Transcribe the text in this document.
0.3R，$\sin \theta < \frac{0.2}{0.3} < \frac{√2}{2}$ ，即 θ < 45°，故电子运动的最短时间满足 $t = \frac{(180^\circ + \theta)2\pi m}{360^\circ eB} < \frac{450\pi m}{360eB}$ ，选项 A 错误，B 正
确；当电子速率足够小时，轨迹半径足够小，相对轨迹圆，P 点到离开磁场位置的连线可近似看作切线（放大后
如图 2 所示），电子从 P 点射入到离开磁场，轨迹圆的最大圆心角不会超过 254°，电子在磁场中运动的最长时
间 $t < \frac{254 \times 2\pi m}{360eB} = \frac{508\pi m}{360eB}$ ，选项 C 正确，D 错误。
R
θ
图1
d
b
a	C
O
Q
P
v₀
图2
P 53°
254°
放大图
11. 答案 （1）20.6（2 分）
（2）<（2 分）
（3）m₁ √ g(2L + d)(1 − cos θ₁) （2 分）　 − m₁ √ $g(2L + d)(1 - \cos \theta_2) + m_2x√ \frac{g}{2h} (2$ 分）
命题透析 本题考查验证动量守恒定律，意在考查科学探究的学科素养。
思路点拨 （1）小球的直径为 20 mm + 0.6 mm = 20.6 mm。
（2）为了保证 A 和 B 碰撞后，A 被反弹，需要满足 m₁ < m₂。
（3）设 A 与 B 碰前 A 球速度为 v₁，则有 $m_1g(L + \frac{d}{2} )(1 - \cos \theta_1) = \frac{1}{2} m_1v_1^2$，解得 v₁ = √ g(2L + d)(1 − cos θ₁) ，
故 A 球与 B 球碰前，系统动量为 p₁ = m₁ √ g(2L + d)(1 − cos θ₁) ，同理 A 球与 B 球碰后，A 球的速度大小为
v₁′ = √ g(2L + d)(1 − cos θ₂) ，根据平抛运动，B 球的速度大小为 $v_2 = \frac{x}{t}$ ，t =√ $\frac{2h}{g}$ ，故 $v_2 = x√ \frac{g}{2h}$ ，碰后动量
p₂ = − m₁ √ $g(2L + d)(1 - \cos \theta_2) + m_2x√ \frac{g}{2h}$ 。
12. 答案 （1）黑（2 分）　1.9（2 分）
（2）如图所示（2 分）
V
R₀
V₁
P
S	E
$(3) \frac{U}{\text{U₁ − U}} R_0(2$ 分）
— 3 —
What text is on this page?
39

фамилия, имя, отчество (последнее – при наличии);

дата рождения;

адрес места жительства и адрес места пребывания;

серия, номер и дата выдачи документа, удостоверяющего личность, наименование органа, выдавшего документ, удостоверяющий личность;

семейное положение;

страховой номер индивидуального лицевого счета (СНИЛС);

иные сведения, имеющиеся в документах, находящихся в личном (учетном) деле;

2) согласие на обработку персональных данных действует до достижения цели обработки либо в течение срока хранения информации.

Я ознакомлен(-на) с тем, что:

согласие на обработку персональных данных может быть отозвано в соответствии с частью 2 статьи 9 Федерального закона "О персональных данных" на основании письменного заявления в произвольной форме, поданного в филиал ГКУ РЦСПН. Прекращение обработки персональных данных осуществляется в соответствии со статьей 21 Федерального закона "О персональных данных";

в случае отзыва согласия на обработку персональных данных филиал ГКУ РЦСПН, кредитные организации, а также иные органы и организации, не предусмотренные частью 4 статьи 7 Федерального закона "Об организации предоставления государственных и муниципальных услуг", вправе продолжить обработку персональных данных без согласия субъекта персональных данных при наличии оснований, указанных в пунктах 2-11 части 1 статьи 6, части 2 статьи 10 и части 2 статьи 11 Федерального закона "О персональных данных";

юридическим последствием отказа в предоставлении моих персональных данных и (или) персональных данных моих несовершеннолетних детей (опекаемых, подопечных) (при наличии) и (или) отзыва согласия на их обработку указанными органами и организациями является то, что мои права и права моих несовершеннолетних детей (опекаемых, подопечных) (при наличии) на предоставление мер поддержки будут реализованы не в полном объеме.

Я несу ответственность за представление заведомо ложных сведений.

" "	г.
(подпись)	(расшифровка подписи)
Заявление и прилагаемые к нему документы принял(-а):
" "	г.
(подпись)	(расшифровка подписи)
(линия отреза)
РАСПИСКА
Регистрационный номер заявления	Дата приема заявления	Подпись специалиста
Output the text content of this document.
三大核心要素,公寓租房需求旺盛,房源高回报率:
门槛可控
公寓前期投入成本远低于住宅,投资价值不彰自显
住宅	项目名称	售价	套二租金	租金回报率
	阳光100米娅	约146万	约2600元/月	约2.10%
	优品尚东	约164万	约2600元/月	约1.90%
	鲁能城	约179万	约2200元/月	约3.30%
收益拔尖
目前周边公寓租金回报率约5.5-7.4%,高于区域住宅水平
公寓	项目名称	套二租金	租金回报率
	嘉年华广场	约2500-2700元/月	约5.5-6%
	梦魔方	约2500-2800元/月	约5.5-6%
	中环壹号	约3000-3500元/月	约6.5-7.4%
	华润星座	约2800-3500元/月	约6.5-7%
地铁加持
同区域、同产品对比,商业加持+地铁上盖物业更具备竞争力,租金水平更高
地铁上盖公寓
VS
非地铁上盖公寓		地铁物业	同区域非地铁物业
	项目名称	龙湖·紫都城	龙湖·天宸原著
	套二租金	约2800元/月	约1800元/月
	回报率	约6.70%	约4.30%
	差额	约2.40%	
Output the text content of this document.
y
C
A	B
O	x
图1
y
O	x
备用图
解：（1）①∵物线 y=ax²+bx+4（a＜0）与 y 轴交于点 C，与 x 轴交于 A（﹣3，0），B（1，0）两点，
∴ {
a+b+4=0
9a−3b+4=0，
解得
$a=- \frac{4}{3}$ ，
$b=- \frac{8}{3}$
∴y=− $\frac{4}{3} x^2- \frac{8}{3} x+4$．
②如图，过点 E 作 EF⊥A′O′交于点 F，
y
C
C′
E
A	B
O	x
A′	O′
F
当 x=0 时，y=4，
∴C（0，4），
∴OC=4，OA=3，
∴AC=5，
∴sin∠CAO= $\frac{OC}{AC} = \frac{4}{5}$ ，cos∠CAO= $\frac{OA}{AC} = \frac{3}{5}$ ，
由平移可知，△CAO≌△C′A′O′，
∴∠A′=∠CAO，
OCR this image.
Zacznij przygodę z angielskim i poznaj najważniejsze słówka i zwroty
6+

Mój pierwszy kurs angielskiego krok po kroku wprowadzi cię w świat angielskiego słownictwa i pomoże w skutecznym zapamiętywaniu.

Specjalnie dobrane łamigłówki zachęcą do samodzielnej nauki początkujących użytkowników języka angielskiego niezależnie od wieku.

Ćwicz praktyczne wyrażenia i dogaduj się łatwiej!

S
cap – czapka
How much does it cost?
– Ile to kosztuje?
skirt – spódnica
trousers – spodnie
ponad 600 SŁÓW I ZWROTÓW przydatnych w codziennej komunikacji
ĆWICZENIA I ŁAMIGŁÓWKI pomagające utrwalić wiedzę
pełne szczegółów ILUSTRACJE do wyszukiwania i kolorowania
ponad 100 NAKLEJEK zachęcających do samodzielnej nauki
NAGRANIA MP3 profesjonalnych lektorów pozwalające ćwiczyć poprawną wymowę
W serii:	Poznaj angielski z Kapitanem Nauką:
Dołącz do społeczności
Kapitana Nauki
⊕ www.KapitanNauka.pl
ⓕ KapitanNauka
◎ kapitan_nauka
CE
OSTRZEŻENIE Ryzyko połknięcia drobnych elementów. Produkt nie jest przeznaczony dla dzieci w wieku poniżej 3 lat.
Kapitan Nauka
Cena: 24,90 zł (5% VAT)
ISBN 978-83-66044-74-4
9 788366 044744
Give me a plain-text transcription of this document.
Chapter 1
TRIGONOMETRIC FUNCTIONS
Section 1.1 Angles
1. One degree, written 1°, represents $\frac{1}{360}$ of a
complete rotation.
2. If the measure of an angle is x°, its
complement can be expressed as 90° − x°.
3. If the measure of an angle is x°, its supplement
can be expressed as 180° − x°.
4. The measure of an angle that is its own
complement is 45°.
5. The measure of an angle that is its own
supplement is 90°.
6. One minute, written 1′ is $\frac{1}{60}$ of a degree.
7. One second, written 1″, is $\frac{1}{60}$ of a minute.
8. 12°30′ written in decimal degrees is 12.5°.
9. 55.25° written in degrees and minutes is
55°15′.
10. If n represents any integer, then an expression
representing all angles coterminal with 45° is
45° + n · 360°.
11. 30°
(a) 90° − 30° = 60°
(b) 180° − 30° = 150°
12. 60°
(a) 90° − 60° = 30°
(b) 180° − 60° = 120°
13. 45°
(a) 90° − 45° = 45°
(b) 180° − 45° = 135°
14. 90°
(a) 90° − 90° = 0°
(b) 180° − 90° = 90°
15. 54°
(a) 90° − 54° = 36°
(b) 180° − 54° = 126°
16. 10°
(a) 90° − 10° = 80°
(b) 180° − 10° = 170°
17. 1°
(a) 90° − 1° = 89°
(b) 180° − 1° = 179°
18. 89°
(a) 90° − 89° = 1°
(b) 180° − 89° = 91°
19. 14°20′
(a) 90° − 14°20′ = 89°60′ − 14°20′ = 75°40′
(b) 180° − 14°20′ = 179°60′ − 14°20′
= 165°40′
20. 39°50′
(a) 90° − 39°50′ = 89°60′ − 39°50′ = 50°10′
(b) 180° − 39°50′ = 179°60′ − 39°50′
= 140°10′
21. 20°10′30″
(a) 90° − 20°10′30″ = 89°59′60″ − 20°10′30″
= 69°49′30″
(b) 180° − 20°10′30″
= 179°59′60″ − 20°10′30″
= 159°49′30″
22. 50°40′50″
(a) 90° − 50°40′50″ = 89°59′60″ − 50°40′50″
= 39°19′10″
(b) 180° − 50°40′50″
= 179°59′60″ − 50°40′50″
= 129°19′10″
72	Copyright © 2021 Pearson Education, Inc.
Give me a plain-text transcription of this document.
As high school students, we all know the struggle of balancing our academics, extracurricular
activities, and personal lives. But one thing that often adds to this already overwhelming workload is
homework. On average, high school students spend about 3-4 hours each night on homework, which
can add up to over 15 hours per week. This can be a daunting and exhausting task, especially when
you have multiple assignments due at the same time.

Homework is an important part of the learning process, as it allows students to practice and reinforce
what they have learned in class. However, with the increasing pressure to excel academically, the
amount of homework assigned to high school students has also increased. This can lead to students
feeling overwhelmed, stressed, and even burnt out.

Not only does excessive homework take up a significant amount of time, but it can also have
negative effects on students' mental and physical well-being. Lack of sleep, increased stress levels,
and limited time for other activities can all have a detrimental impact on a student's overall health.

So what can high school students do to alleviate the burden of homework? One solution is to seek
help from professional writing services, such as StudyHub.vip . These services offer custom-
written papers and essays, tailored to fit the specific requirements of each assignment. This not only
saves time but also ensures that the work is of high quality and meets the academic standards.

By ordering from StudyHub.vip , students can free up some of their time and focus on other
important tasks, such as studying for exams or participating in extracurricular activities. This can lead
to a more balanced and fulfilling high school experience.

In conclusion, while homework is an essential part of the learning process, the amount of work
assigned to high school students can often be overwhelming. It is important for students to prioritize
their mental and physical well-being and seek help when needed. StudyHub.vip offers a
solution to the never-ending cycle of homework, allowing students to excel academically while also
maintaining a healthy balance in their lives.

::::::::::

PROBLEM: Give the count of lines holding the word "only" and nothing more.

ANSWER FOR THE TASK: 2